▶ _What to work on_
Can you transcribe every line exactly and leave the pictures behind?

[Some records]
* Begin *
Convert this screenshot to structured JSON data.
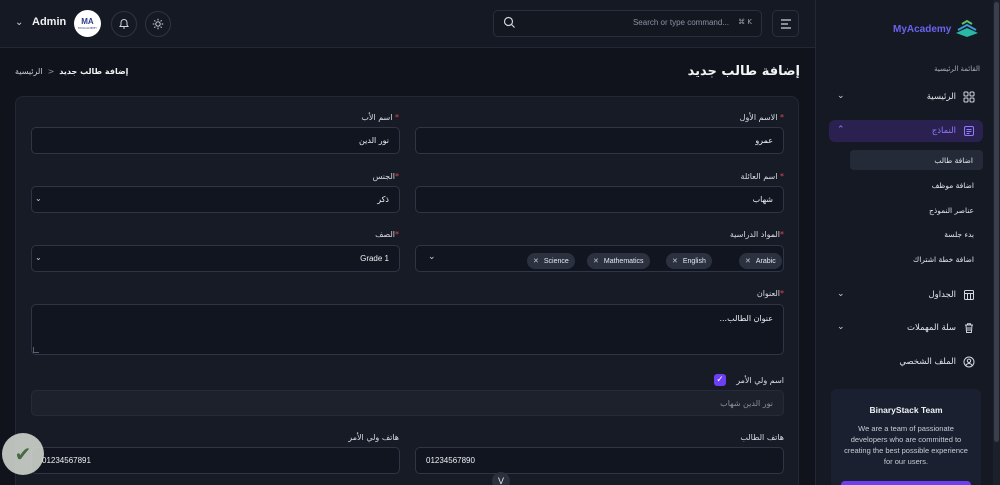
{
  "header": {
    "admin_label": "Admin",
    "avatar_text": "MA",
    "avatar_sub": "MYACADEMY",
    "search_placeholder": "Search or type command...",
    "search_shortcut": "⌘ K"
  },
  "breadcrumb": {
    "home": "الرئيسية",
    "separator": "<",
    "current": "إضافة طالب جديد"
  },
  "page_title": "إضافة طالب جديد",
  "form": {
    "first_name": {
      "label": "الاسم الأول",
      "value": "عمرو"
    },
    "father_name": {
      "label": "اسم الأب",
      "value": "نور الدين"
    },
    "family_name": {
      "label": "اسم العائلة",
      "value": "شهاب"
    },
    "gender": {
      "label": "الجنس",
      "value": "ذكر"
    },
    "subjects": {
      "label": "المواد الدراسية",
      "chips": [
        "Arabic",
        "English",
        "Mathematics",
        "Science"
      ]
    },
    "grade": {
      "label": "الصف",
      "value": "Grade 1"
    },
    "address": {
      "label": "العنوان",
      "value": "عنوان الطالب..."
    },
    "guardian_name": {
      "label": "اسم ولي الأمر",
      "checked": true,
      "value": "نور الدين شهاب"
    },
    "student_phone": {
      "label": "هاتف الطالب",
      "value": "01234567890"
    },
    "guardian_phone": {
      "label": "هاتف ولي الأمر",
      "value": "01234567891"
    },
    "required_mark": "*"
  },
  "collapse_label": "V",
  "sidebar": {
    "logo_text": "MyAcademy",
    "section_title": "القائمة الرئيسية",
    "items": [
      {
        "label": "الرئيسية",
        "icon": "grid-icon"
      },
      {
        "label": "النماذج",
        "icon": "form-icon"
      },
      {
        "label": "الجداول",
        "icon": "table-icon"
      },
      {
        "label": "سلة المهملات",
        "icon": "trash-icon"
      },
      {
        "label": "الملف الشخصي",
        "icon": "user-circle-icon"
      }
    ],
    "sub_items": [
      "اضافة طالب",
      "اضافة موظف",
      "عناصر النموذج",
      "بدء جلسة",
      "اضافة خطة اشتراك"
    ],
    "promo": {
      "title": "BinaryStack Team",
      "description": "We are a team of passionate developers who are committed to creating the best possible experience for our users."
    }
  },
  "colors": {
    "accent": "#6d3ff2",
    "required": "#e0435a",
    "background": "#10131c"
  }
}
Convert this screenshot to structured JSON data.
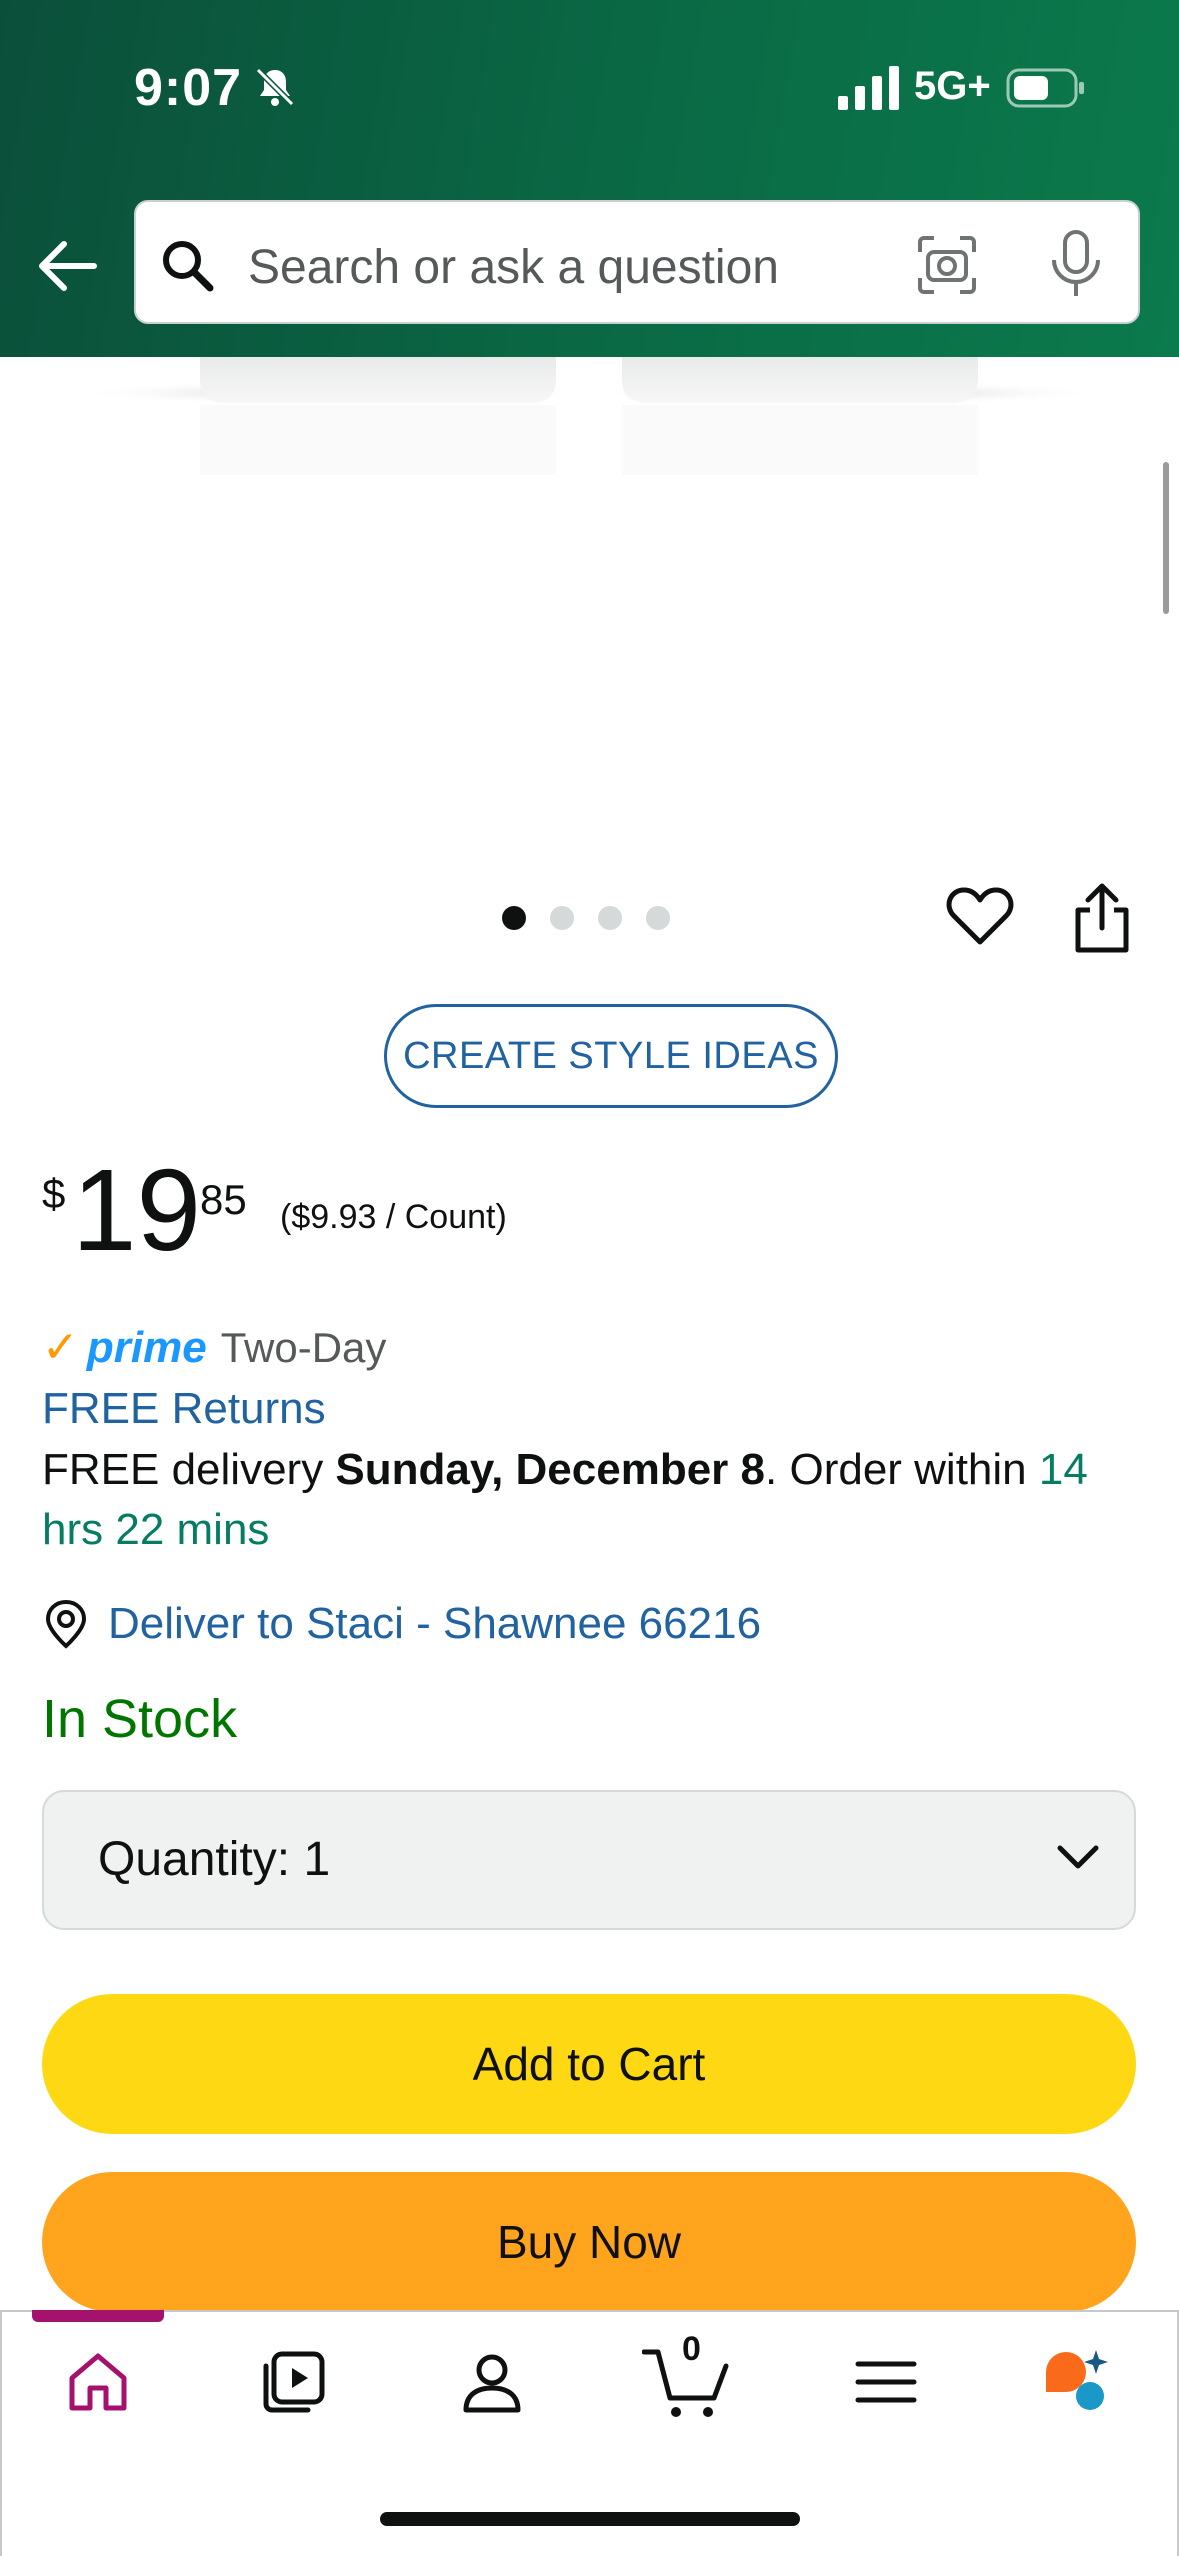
{
  "status_bar": {
    "time": "9:07",
    "network": "5G+"
  },
  "search": {
    "placeholder": "Search or ask a question"
  },
  "product": {
    "image_count": 4,
    "active_image": 1,
    "style_button": "CREATE STYLE IDEAS",
    "price": {
      "symbol": "$",
      "whole": "19",
      "fraction": "85",
      "unit_price": "($9.93 / Count)"
    },
    "prime": {
      "logo": "prime",
      "label": "Two-Day"
    },
    "free_returns": "FREE Returns",
    "delivery": {
      "prefix": "FREE delivery ",
      "date": "Sunday, December 8",
      "middle": ". Order within ",
      "countdown": "14 hrs 22 mins"
    },
    "deliver_to": "Deliver to Staci - Shawnee 66216",
    "stock": "In Stock",
    "quantity_label": "Quantity:",
    "quantity_value": "1",
    "add_to_cart": "Add to Cart",
    "buy_now": "Buy Now"
  },
  "bottom_nav": {
    "items": [
      "home-icon",
      "video-icon",
      "account-icon",
      "cart-icon",
      "menu-icon",
      "rufus-icon"
    ],
    "active": "home",
    "cart_count": "0"
  },
  "colors": {
    "header_green": "#0a6a45",
    "link_blue": "#2162a1",
    "stock_green": "#007600",
    "add_to_cart": "#ffd814",
    "buy_now": "#ffa41c",
    "nav_active": "#a5126e"
  }
}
* End *
▶ _Worked answer_
Convert this screenshot to structured JSON data.
{
  "header": {
    "admin_label": "Admin",
    "avatar_text": "MA",
    "avatar_sub": "MYACADEMY",
    "search_placeholder": "Search or type command...",
    "search_shortcut": "⌘ K"
  },
  "breadcrumb": {
    "home": "الرئيسية",
    "separator": "<",
    "current": "إضافة طالب جديد"
  },
  "page_title": "إضافة طالب جديد",
  "form": {
    "first_name": {
      "label": "الاسم الأول",
      "value": "عمرو"
    },
    "father_name": {
      "label": "اسم الأب",
      "value": "نور الدين"
    },
    "family_name": {
      "label": "اسم العائلة",
      "value": "شهاب"
    },
    "gender": {
      "label": "الجنس",
      "value": "ذكر"
    },
    "subjects": {
      "label": "المواد الدراسية",
      "chips": [
        "Arabic",
        "English",
        "Mathematics",
        "Science"
      ]
    },
    "grade": {
      "label": "الصف",
      "value": "Grade 1"
    },
    "address": {
      "label": "العنوان",
      "value": "عنوان الطالب..."
    },
    "guardian_name": {
      "label": "اسم ولي الأمر",
      "checked": true,
      "value": "نور الدين شهاب"
    },
    "student_phone": {
      "label": "هاتف الطالب",
      "value": "01234567890"
    },
    "guardian_phone": {
      "label": "هاتف ولي الأمر",
      "value": "01234567891"
    },
    "required_mark": "*"
  },
  "collapse_label": "V",
  "sidebar": {
    "logo_text": "MyAcademy",
    "section_title": "القائمة الرئيسية",
    "items": [
      {
        "label": "الرئيسية",
        "icon": "grid-icon"
      },
      {
        "label": "النماذج",
        "icon": "form-icon"
      },
      {
        "label": "الجداول",
        "icon": "table-icon"
      },
      {
        "label": "سلة المهملات",
        "icon": "trash-icon"
      },
      {
        "label": "الملف الشخصي",
        "icon": "user-circle-icon"
      }
    ],
    "sub_items": [
      "اضافة طالب",
      "اضافة موظف",
      "عناصر النموذج",
      "بدء جلسة",
      "اضافة خطة اشتراك"
    ],
    "promo": {
      "title": "BinaryStack Team",
      "description": "We are a team of passionate developers who are committed to creating the best possible experience for our users."
    }
  },
  "colors": {
    "accent": "#6d3ff2",
    "required": "#e0435a",
    "background": "#10131c"
  }
}
Convert this screenshot to structured JSON data.
{
  "status_bar": {
    "time": "9:07",
    "network": "5G+"
  },
  "search": {
    "placeholder": "Search or ask a question"
  },
  "product": {
    "image_count": 4,
    "active_image": 1,
    "style_button": "CREATE STYLE IDEAS",
    "price": {
      "symbol": "$",
      "whole": "19",
      "fraction": "85",
      "unit_price": "($9.93 / Count)"
    },
    "prime": {
      "logo": "prime",
      "label": "Two-Day"
    },
    "free_returns": "FREE Returns",
    "delivery": {
      "prefix": "FREE delivery ",
      "date": "Sunday, December 8",
      "middle": ". Order within ",
      "countdown": "14 hrs 22 mins"
    },
    "deliver_to": "Deliver to Staci - Shawnee 66216",
    "stock": "In Stock",
    "quantity_label": "Quantity:",
    "quantity_value": "1",
    "add_to_cart": "Add to Cart",
    "buy_now": "Buy Now"
  },
  "bottom_nav": {
    "items": [
      "home-icon",
      "video-icon",
      "account-icon",
      "cart-icon",
      "menu-icon",
      "rufus-icon"
    ],
    "active": "home",
    "cart_count": "0"
  },
  "colors": {
    "header_green": "#0a6a45",
    "link_blue": "#2162a1",
    "stock_green": "#007600",
    "add_to_cart": "#ffd814",
    "buy_now": "#ffa41c",
    "nav_active": "#a5126e"
  }
}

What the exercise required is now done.